EXERCISE DIRECTIONS
Collect all lines below with the string "screenshot".
==== THE INPUT ====
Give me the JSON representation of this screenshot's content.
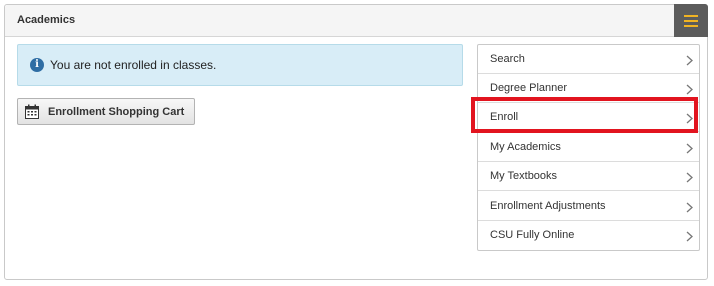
{
  "panel": {
    "title": "Academics"
  },
  "alert": {
    "message": "You are not enrolled in classes."
  },
  "cart_button": {
    "label": "Enrollment Shopping Cart"
  },
  "nav": {
    "items": [
      {
        "label": "Search"
      },
      {
        "label": "Degree Planner"
      },
      {
        "label": "Enroll"
      },
      {
        "label": "My Academics"
      },
      {
        "label": "My Textbooks"
      },
      {
        "label": "Enrollment Adjustments"
      },
      {
        "label": "CSU Fully Online"
      }
    ],
    "highlighted_item": "Enroll"
  },
  "colors": {
    "menu_button_bg": "#5c5c5c",
    "menu_icon": "#f0b323",
    "alert_bg": "#d8edf7",
    "info_icon": "#2e6da4",
    "highlight_border": "#e2141f"
  },
  "icons": {
    "menu": "hamburger-icon",
    "alert": "info-icon",
    "cart": "calendar-icon",
    "nav_chevron": "chevron-right-icon"
  }
}
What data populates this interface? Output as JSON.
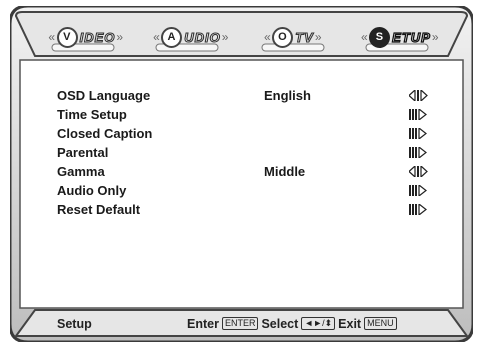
{
  "tabs": [
    {
      "brk_l": "«",
      "circle": "V",
      "label": "IDEO",
      "brk_r": "»",
      "active": false
    },
    {
      "brk_l": "«",
      "circle": "A",
      "label": "UDIO",
      "brk_r": "»",
      "active": false
    },
    {
      "brk_l": "«",
      "circle": "O",
      "label": "TV",
      "brk_r": "»",
      "active": false
    },
    {
      "brk_l": "«",
      "circle": "S",
      "label": "ETUP",
      "brk_r": "»",
      "active": true
    }
  ],
  "menu": [
    {
      "label": "OSD Language",
      "value": "English",
      "arrow": "left-right"
    },
    {
      "label": "Time Setup",
      "value": "",
      "arrow": "enter"
    },
    {
      "label": "Closed Caption",
      "value": "",
      "arrow": "enter"
    },
    {
      "label": "Parental",
      "value": "",
      "arrow": "enter"
    },
    {
      "label": "Gamma",
      "value": "Middle",
      "arrow": "left-right"
    },
    {
      "label": "Audio Only",
      "value": "",
      "arrow": "enter"
    },
    {
      "label": "Reset Default",
      "value": "",
      "arrow": "enter"
    }
  ],
  "footer": {
    "title": "Setup",
    "enter_text": "Enter",
    "enter_key": "ENTER",
    "select_text": "Select",
    "select_key": "◄►/⬍",
    "exit_text": "Exit",
    "exit_key": "MENU"
  },
  "colors": {
    "frame": "#4a4a4a",
    "frame_light": "#d8d8d8",
    "panel": "#ffffff"
  }
}
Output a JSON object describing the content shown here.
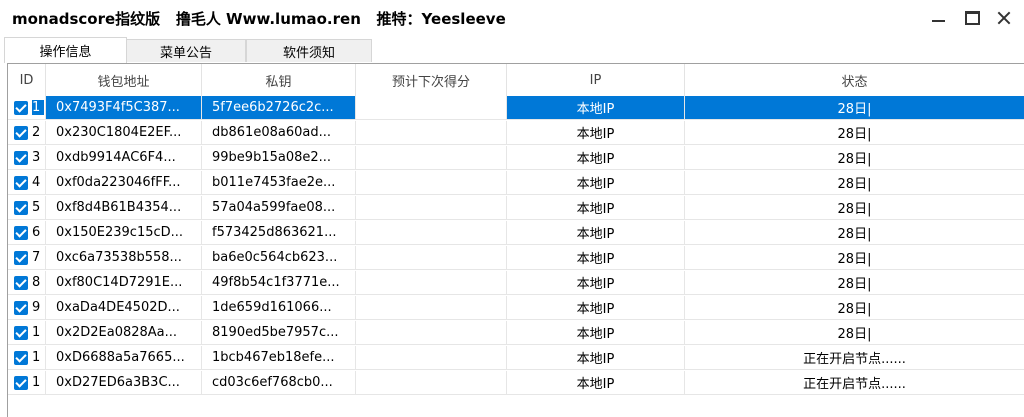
{
  "window": {
    "title": "monadscore指纹版   撸毛人 Www.lumao.ren   推特：Yeesleeve"
  },
  "tabs": [
    {
      "label": "操作信息",
      "active": true
    },
    {
      "label": "菜单公告",
      "active": false
    },
    {
      "label": "软件须知",
      "active": false
    }
  ],
  "columns": [
    "ID",
    "钱包地址",
    "私钥",
    "预计下次得分",
    "IP",
    "状态"
  ],
  "rows": [
    {
      "checked": true,
      "id": "1",
      "wallet": "0x7493F4f5C387...",
      "key": "5f7ee6b2726c2c...",
      "score": "",
      "ip": "本地IP",
      "status": "28日|",
      "selected": true
    },
    {
      "checked": true,
      "id": "2",
      "wallet": "0x230C1804E2EF...",
      "key": "db861e08a60ad...",
      "score": "",
      "ip": "本地IP",
      "status": "28日|"
    },
    {
      "checked": true,
      "id": "3",
      "wallet": "0xdb9914AC6F4...",
      "key": "99be9b15a08e2...",
      "score": "",
      "ip": "本地IP",
      "status": "28日|"
    },
    {
      "checked": true,
      "id": "4",
      "wallet": "0xf0da223046fFF...",
      "key": "b011e7453fae2e...",
      "score": "",
      "ip": "本地IP",
      "status": "28日|"
    },
    {
      "checked": true,
      "id": "5",
      "wallet": "0xf8d4B61B4354...",
      "key": "57a04a599fae08...",
      "score": "",
      "ip": "本地IP",
      "status": "28日|"
    },
    {
      "checked": true,
      "id": "6",
      "wallet": "0x150E239c15cD...",
      "key": "f573425d863621...",
      "score": "",
      "ip": "本地IP",
      "status": "28日|"
    },
    {
      "checked": true,
      "id": "7",
      "wallet": "0xc6a73538b558...",
      "key": "ba6e0c564cb623...",
      "score": "",
      "ip": "本地IP",
      "status": "28日|"
    },
    {
      "checked": true,
      "id": "8",
      "wallet": "0xf80C14D7291E...",
      "key": "49f8b54c1f3771e...",
      "score": "",
      "ip": "本地IP",
      "status": "28日|"
    },
    {
      "checked": true,
      "id": "9",
      "wallet": "0xaDa4DE4502D...",
      "key": "1de659d161066...",
      "score": "",
      "ip": "本地IP",
      "status": "28日|"
    },
    {
      "checked": true,
      "id": "1",
      "wallet": "0x2D2Ea0828Aa...",
      "key": "8190ed5be7957c...",
      "score": "",
      "ip": "本地IP",
      "status": "28日|"
    },
    {
      "checked": true,
      "id": "1",
      "wallet": "0xD6688a5a7665...",
      "key": "1bcb467eb18efe...",
      "score": "",
      "ip": "本地IP",
      "status": "正在开启节点......"
    },
    {
      "checked": true,
      "id": "1",
      "wallet": "0xD27ED6a3B3C...",
      "key": "cd03c6ef768cb0...",
      "score": "",
      "ip": "本地IP",
      "status": "正在开启节点......"
    }
  ],
  "colors": {
    "selection": "#0078d7",
    "checkbox": "#0078d7"
  }
}
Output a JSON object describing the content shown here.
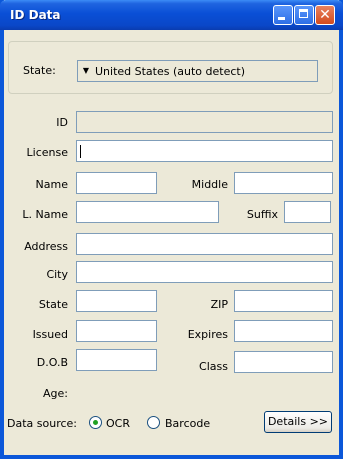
{
  "window": {
    "title": "ID Data"
  },
  "state_group": {
    "label": "State:",
    "selected": "United States (auto detect)"
  },
  "fields": {
    "id": "ID",
    "license": "License",
    "name": "Name",
    "middle": "Middle",
    "last_name": "L. Name",
    "suffix": "Suffix",
    "address": "Address",
    "city": "City",
    "state": "State",
    "zip": "ZIP",
    "issued": "Issued",
    "expires": "Expires",
    "dob": "D.O.B",
    "class": "Class",
    "age": "Age:"
  },
  "data_source": {
    "label": "Data source:",
    "options": [
      "OCR",
      "Barcode"
    ],
    "selected": "OCR"
  },
  "details_button": "Details >>"
}
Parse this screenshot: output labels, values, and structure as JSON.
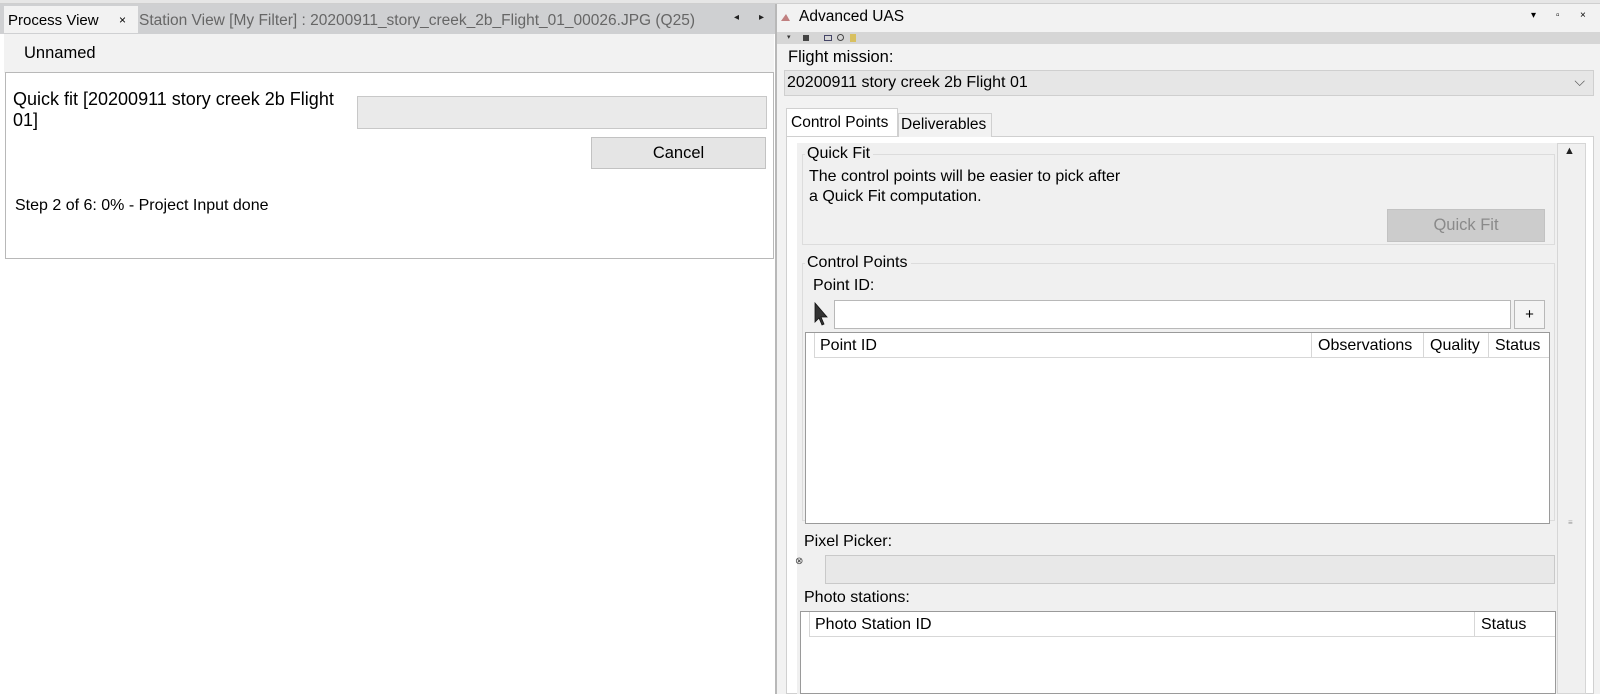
{
  "left_panel": {
    "tabs": [
      {
        "label": "Process View",
        "close_glyph": "×"
      },
      {
        "label": "Station View [My Filter] : 20200911_story_creek_2b_Flight_01_00026.JPG (Q25)"
      }
    ],
    "scroll_left": "◂",
    "scroll_right": "▸",
    "process_name": "Unnamed",
    "process": {
      "title": "Quick fit [20200911 story creek 2b Flight 01]",
      "progress_fraction": 0.0,
      "cancel_label": "Cancel",
      "step_text": "Step 2 of 6: 0% - Project Input done"
    }
  },
  "right_panel": {
    "title": "Advanced UAS",
    "window_controls": [
      "▾",
      "▫",
      "×"
    ],
    "toolbar_icons": [
      "dropdown-icon",
      "stop-icon",
      "screen-icon",
      "clock-icon",
      "doc-icon"
    ],
    "flight_mission_label": "Flight mission:",
    "flight_mission_value": "20200911 story creek 2b Flight 01",
    "tabs": [
      {
        "label": "Control Points",
        "active": true
      },
      {
        "label": "Deliverables",
        "active": false
      }
    ],
    "quick_fit_group": {
      "title": "Quick Fit",
      "description_line1": "The control points will be easier to pick after",
      "description_line2": "a Quick Fit computation.",
      "button_label": "Quick Fit"
    },
    "control_points_group": {
      "title": "Control Points",
      "point_id_label": "Point ID:",
      "point_id_value": "",
      "add_label": "+",
      "columns": [
        "Point ID",
        "Observations",
        "Quality",
        "Status"
      ],
      "rows": []
    },
    "pixel_picker_label": "Pixel Picker:",
    "photo_stations_label": "Photo stations:",
    "photo_stations_columns": [
      "Photo Station ID",
      "Status"
    ],
    "photo_stations_rows": []
  },
  "colors": {
    "tab_strip": "#cfd0d2",
    "panel_bg": "#f2f2f2",
    "disabled_button": "#cccccc"
  }
}
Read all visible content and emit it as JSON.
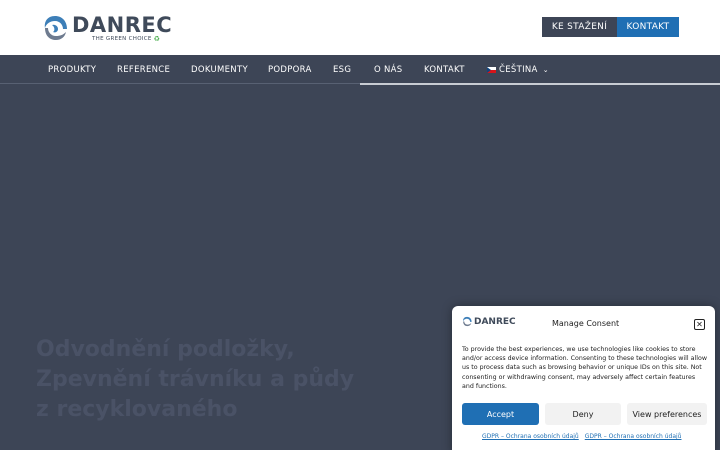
{
  "header": {
    "logo_name": "DANREC",
    "logo_tagline": "THE GREEN CHOICE",
    "download_button": "KE STAŽENÍ",
    "contact_button": "KONTAKT"
  },
  "nav": {
    "items": [
      {
        "label": "PRODUKTY"
      },
      {
        "label": "REFERENCE"
      },
      {
        "label": "DOKUMENTY"
      },
      {
        "label": "PODPORA"
      },
      {
        "label": "ESG"
      },
      {
        "label": "O NÁS"
      },
      {
        "label": "KONTAKT"
      },
      {
        "label": "ČEŠTINA"
      }
    ]
  },
  "hero": {
    "title": "Odvodnění podložky, Zpevnění trávníku a půdy z recyklovaného"
  },
  "consent": {
    "logo_name": "DANREC",
    "title": "Manage Consent",
    "close": "✕",
    "text": "To provide the best experiences, we use technologies like cookies to store and/or access device information. Consenting to these technologies will allow us to process data such as browsing behavior or unique IDs on this site. Not consenting or withdrawing consent, may adversely affect certain features and functions.",
    "accept": "Accept",
    "deny": "Deny",
    "preferences": "View preferences",
    "links": [
      "GDPR – Ochrana osobních údajů",
      "GDPR – Ochrana osobních údajů"
    ]
  },
  "colors": {
    "dark": "#3d4556",
    "brand_blue": "#1f6fb4",
    "logo_text": "#3f4a5a"
  }
}
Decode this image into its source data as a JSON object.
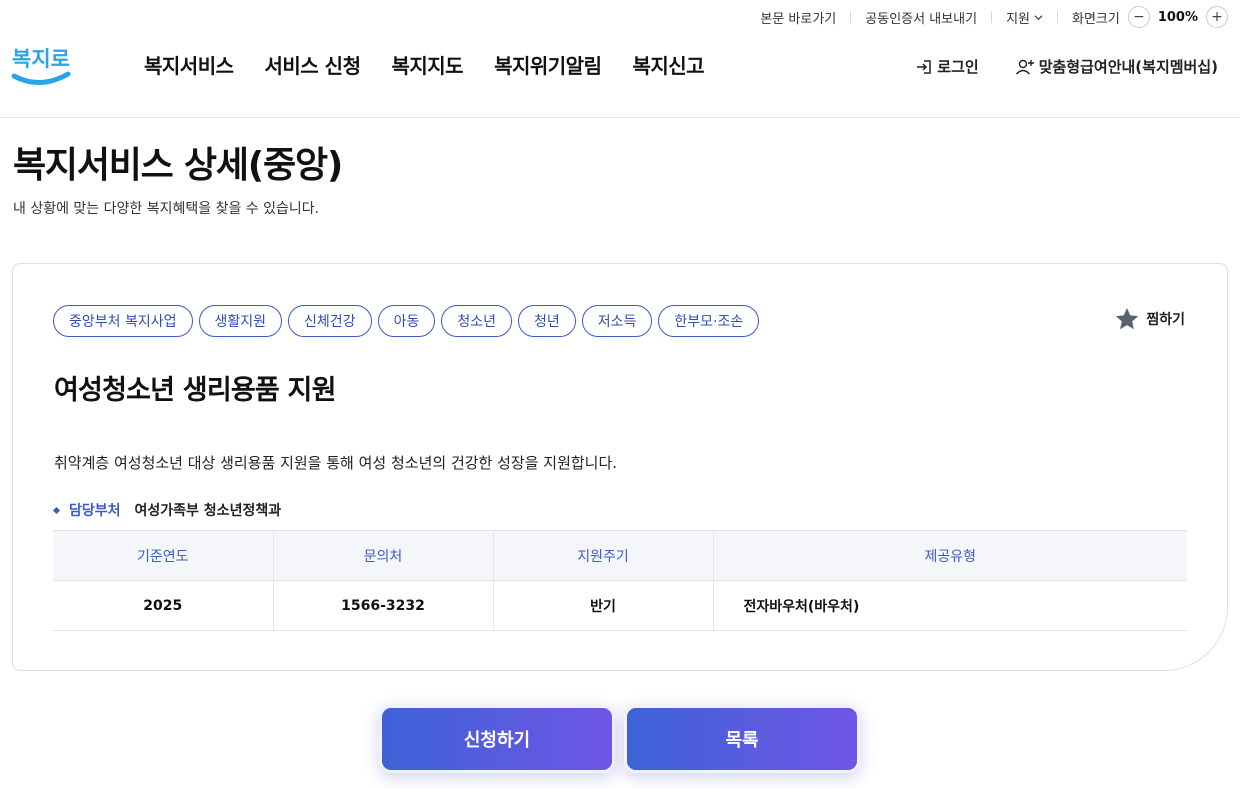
{
  "utility": {
    "skip_link": "본문 바로가기",
    "cert_export": "공동인증서 내보내기",
    "support": "지원",
    "zoom_label": "화면크기",
    "zoom_value": "100%",
    "zoom_minus": "−",
    "zoom_plus": "+"
  },
  "header": {
    "logo_text": "복지로",
    "nav": [
      "복지서비스",
      "서비스 신청",
      "복지지도",
      "복지위기알림",
      "복지신고"
    ],
    "login": "로그인",
    "membership": "맞춤형급여안내(복지멤버십)"
  },
  "page": {
    "title": "복지서비스 상세(중앙)",
    "subtitle": "내 상황에 맞는 다양한 복지혜택을 찾을 수 있습니다."
  },
  "service": {
    "tags": [
      "중앙부처 복지사업",
      "생활지원",
      "신체건강",
      "아동",
      "청소년",
      "청년",
      "저소득",
      "한부모·조손"
    ],
    "favorite_label": "찜하기",
    "title": "여성청소년 생리용품 지원",
    "description": "취약계층 여성청소년 대상 생리용품 지원을 통해 여성 청소년의 건강한 성장을 지원합니다.",
    "dept_label": "담당부처",
    "dept_value": "여성가족부 청소년정책과",
    "table": {
      "headers": [
        "기준연도",
        "문의처",
        "지원주기",
        "제공유형"
      ],
      "row": [
        "2025",
        "1566-3232",
        "반기",
        "전자바우처(바우처)"
      ]
    }
  },
  "buttons": {
    "apply": "신청하기",
    "list": "목록"
  },
  "colors": {
    "accent": "#3d5bc4",
    "logo_blue": "#2aa4e8",
    "button_gradient_start": "#3d62d6",
    "button_gradient_end": "#7056e6"
  }
}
====
OUTPUT
Give me the JSON representation of this screenshot's content.
Parse this screenshot: output labels, values, and structure as JSON.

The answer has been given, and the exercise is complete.